◆ What to work on ◆
Show every line where "Theaters" occurs.

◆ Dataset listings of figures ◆
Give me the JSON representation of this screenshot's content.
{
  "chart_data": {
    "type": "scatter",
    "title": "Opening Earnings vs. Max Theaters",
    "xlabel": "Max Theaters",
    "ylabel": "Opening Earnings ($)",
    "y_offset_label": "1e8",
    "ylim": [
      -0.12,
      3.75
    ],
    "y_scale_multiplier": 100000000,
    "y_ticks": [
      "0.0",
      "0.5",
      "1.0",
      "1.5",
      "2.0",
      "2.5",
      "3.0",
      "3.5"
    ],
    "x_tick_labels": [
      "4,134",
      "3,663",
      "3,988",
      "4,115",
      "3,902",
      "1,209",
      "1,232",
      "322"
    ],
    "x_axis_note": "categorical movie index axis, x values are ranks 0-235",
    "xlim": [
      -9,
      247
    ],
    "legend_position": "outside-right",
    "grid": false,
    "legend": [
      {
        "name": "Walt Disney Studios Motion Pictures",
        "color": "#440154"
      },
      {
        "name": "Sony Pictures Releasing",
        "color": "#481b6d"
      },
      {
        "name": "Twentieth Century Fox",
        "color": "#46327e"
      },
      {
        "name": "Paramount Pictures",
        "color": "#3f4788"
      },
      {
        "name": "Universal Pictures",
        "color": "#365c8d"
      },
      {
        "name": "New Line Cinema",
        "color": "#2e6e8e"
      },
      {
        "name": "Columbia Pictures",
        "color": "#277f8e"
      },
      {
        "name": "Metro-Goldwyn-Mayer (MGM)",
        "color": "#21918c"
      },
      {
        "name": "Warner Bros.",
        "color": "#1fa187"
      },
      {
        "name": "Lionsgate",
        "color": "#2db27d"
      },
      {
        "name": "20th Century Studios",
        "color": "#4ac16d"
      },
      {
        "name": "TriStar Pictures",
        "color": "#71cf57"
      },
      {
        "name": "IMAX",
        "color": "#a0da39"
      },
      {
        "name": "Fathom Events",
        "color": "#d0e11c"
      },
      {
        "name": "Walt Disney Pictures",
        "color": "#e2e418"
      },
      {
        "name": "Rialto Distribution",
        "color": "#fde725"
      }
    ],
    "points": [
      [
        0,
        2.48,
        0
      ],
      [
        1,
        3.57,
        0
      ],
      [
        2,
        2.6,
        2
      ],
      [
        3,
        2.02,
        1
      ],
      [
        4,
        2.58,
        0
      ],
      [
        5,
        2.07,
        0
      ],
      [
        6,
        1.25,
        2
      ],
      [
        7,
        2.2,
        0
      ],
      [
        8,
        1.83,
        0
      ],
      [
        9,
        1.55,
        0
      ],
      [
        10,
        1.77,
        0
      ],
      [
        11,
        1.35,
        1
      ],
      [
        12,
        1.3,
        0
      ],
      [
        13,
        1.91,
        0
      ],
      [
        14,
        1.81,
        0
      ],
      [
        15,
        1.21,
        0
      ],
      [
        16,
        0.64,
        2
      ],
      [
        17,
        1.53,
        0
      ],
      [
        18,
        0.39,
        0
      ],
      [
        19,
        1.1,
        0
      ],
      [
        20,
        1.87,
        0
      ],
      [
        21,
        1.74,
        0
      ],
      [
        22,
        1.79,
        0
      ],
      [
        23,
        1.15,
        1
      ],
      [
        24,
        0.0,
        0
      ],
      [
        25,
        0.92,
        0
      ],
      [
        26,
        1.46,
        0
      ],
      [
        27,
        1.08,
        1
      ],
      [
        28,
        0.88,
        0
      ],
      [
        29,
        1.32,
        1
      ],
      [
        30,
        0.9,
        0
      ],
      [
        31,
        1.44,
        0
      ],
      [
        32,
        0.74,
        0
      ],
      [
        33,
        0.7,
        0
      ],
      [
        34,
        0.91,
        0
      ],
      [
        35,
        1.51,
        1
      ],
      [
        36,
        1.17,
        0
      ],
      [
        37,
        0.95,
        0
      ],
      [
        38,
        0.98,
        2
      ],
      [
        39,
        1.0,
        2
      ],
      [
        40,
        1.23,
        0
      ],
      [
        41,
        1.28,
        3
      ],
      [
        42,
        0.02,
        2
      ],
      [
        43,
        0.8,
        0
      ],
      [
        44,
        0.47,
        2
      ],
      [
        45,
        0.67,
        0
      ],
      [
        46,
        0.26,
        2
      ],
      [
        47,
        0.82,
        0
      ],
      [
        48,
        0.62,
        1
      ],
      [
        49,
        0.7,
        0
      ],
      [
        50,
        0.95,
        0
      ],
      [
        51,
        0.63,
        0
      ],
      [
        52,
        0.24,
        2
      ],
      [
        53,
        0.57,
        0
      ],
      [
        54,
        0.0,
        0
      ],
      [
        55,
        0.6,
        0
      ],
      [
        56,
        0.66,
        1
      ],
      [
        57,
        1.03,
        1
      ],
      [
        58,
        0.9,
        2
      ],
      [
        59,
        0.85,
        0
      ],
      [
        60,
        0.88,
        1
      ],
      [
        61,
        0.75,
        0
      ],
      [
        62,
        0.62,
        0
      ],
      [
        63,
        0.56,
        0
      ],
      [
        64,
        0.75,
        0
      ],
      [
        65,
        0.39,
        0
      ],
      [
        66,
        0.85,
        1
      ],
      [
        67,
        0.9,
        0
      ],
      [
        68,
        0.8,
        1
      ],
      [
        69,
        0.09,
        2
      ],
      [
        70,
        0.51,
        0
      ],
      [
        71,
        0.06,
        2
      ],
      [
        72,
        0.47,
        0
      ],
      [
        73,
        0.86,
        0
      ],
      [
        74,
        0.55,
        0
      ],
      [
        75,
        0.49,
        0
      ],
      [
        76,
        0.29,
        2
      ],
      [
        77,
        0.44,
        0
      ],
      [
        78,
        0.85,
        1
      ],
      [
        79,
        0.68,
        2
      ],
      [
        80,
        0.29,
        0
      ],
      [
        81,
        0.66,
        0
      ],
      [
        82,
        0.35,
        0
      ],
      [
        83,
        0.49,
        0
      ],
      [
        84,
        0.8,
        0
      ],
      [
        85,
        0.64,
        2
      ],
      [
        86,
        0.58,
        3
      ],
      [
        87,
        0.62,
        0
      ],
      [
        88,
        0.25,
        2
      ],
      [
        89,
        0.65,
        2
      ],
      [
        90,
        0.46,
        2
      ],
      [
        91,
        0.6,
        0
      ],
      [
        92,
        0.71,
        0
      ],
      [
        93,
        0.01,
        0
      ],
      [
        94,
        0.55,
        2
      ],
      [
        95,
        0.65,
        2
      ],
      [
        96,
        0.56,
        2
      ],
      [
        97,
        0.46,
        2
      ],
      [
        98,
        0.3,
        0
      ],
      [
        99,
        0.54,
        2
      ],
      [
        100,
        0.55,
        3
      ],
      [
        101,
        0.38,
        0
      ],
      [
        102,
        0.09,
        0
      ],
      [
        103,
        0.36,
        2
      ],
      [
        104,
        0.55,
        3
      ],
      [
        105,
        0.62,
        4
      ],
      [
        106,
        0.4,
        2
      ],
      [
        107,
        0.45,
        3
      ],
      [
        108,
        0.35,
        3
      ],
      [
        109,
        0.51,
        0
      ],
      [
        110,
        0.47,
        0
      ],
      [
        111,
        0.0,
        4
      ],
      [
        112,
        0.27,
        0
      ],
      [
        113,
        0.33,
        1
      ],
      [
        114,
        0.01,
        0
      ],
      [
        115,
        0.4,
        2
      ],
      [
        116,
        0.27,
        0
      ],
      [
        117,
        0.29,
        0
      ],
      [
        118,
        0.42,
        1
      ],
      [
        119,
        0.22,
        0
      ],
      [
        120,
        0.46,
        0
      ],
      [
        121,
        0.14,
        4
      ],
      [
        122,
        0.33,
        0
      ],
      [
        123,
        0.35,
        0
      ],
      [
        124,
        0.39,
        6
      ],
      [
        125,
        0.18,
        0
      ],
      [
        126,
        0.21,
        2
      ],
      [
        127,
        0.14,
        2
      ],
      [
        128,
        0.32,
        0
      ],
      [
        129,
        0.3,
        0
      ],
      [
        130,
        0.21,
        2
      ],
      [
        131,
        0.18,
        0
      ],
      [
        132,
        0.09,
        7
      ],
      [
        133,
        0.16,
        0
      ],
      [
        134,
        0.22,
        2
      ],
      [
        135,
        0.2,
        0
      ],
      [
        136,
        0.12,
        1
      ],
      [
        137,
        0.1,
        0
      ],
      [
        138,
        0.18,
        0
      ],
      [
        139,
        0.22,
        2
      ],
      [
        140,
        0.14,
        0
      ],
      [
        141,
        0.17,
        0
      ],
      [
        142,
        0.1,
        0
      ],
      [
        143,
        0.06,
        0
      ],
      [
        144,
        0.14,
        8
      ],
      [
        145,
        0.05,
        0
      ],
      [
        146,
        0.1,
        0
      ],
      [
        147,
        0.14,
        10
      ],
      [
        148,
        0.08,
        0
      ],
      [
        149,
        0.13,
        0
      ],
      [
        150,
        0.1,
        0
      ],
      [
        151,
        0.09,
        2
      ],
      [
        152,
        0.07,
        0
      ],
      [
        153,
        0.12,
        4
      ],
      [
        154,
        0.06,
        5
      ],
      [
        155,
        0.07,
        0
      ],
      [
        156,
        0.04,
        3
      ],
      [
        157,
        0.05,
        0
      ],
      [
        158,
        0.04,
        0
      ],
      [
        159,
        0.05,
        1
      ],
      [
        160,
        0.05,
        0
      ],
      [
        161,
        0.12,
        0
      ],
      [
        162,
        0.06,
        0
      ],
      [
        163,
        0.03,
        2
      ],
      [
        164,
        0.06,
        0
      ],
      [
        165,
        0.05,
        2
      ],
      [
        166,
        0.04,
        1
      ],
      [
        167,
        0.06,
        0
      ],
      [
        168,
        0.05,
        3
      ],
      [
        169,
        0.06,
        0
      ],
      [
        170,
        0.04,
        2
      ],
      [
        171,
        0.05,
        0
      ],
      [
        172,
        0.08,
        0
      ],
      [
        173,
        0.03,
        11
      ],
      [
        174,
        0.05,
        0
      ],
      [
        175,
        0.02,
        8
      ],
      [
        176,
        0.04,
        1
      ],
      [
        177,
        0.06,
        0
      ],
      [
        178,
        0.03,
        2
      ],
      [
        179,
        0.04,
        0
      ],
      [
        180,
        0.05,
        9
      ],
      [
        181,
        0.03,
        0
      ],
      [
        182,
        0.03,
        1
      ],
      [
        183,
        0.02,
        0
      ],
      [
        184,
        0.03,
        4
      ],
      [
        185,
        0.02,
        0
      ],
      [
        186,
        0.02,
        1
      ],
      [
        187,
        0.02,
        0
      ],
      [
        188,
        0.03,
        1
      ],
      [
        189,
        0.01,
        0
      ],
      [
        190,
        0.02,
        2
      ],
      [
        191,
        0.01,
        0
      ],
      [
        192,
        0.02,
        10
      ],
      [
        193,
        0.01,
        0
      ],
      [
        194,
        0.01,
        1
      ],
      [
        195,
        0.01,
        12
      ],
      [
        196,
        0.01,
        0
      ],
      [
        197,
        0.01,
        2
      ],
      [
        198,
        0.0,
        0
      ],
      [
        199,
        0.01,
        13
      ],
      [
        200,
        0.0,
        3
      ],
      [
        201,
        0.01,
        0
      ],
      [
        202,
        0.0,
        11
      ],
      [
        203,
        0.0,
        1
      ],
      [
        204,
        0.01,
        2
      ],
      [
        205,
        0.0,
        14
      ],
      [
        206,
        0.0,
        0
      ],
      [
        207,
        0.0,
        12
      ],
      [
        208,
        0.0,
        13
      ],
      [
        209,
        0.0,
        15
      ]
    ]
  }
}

◆ The output ◆
    "title": "Opening Earnings vs. Max Theaters",
    "xlabel": "Max Theaters",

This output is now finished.